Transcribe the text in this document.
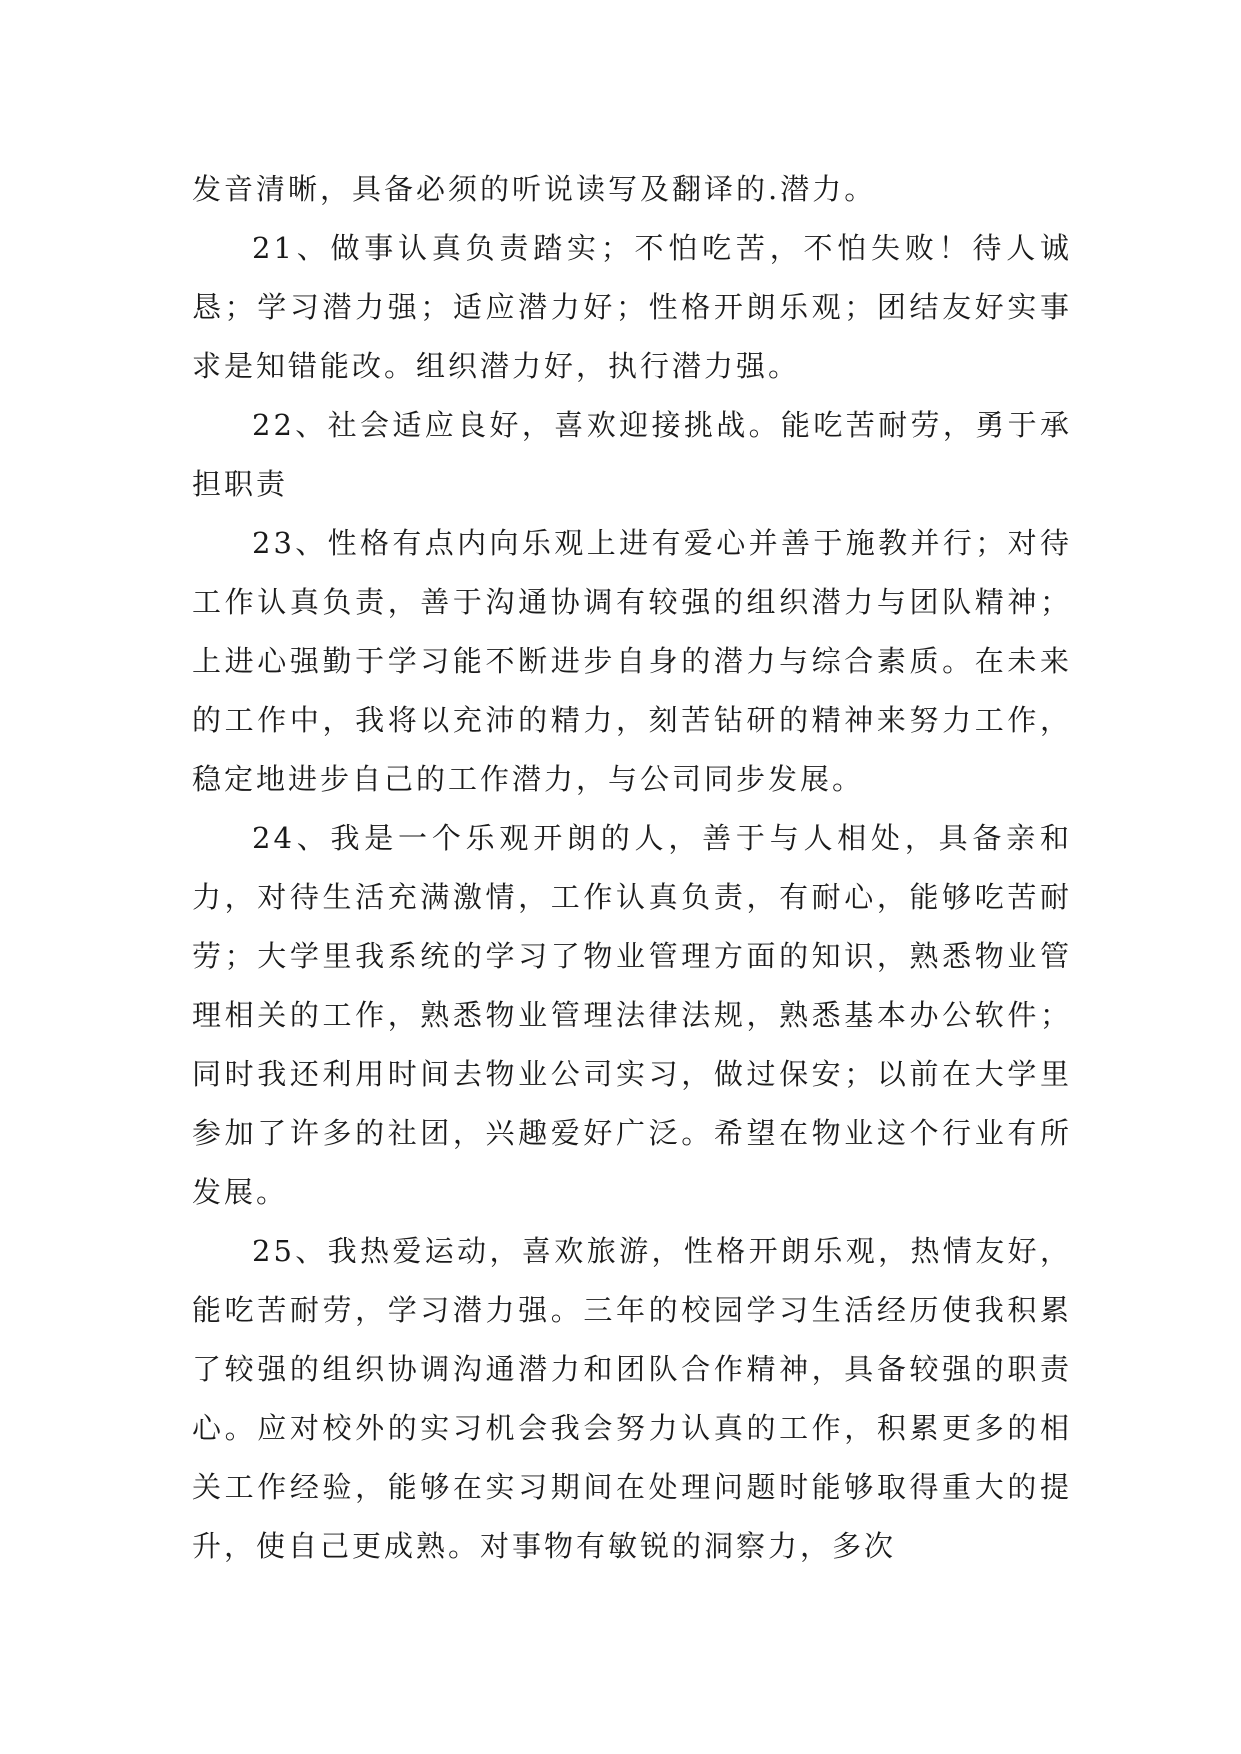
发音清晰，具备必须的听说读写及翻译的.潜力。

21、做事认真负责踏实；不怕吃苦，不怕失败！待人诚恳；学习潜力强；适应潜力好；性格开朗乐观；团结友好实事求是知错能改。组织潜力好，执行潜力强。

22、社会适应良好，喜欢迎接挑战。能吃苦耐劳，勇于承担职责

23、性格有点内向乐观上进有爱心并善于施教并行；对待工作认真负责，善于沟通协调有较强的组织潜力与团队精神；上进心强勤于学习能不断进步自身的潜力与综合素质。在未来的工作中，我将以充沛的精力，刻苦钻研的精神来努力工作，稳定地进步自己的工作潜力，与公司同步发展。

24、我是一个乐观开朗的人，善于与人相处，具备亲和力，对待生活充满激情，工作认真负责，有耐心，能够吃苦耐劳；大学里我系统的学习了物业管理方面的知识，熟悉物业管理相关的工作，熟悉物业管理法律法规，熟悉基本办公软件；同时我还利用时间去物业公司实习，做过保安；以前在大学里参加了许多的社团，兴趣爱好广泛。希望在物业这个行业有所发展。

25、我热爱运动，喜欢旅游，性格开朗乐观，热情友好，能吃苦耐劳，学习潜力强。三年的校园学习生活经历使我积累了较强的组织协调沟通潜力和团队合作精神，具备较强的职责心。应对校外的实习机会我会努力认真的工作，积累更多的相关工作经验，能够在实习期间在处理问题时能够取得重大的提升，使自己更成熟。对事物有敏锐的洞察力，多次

■ ■ ■

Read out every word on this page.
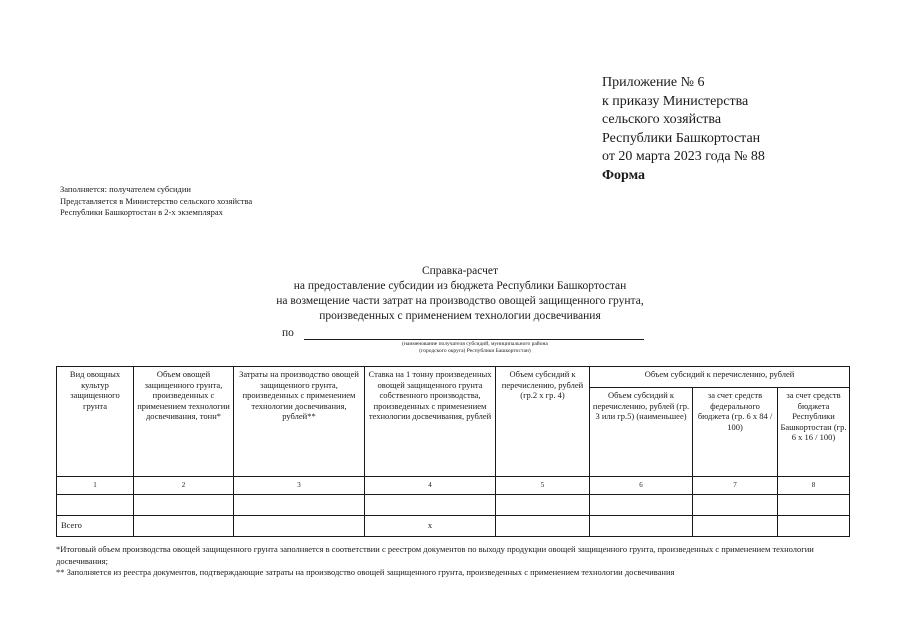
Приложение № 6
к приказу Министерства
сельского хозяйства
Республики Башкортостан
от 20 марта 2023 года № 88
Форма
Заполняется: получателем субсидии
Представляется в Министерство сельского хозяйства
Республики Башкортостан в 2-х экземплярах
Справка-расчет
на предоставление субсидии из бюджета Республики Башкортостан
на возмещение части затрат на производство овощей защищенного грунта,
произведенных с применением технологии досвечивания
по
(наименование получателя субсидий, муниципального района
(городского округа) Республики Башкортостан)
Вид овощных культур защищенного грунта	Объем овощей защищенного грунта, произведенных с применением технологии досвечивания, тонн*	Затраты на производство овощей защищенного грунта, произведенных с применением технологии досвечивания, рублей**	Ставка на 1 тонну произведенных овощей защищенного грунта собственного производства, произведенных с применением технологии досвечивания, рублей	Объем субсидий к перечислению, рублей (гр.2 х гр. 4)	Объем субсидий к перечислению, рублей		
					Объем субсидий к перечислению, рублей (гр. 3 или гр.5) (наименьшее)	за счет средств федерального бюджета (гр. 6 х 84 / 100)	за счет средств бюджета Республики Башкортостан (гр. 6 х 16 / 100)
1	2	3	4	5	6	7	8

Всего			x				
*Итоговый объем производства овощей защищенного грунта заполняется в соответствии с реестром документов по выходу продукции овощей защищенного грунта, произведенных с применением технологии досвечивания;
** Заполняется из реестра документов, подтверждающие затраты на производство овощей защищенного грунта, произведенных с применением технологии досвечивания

■ ■ ■

INSTRUCTIONS FOR THE TASK
Extract all lines containing the word "性格开朗乐观".

WRITTEN SOLUTION
21、做事认真负责踏实；不怕吃苦，不怕失败！待人诚恳；学习潜力强；适应潜力好；性格开朗乐观；团结友好实事求是知错能改。组织潜力好，执行潜力强。
25、我热爱运动，喜欢旅游，性格开朗乐观，热情友好，能吃苦耐劳，学习潜力强。三年的校园学习生活经历使我积累了较强的组织协调沟通潜力和团队合作精神，具备较强的职责心。应对校外的实习机会我会努力认真的工作，积累更多的相关工作经验，能够在实习期间在处理问题时能够取得重大的提升，使自己更成熟。对事物有敏锐的洞察力，多次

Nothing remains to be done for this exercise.